**What is expected:**
Check every line of the entries that follow, and copy the ones containing "opérations".

**Information supplied:**

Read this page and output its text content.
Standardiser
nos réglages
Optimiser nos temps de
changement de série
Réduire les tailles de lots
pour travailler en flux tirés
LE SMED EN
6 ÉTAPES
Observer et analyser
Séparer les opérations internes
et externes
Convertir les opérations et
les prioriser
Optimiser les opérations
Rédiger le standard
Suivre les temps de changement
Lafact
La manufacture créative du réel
==
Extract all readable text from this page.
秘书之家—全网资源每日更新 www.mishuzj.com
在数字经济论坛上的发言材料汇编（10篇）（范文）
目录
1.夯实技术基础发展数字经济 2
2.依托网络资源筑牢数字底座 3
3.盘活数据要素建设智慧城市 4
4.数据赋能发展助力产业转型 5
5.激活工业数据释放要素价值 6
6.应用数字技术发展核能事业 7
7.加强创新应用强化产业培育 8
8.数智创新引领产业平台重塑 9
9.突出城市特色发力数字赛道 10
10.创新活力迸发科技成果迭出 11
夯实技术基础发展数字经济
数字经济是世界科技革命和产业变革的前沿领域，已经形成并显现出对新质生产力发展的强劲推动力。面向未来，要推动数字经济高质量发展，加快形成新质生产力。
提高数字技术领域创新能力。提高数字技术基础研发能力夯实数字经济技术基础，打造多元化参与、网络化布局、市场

**Task solution:**
Séparer les opérations internes
Convertir les opérations et
Optimiser les opérations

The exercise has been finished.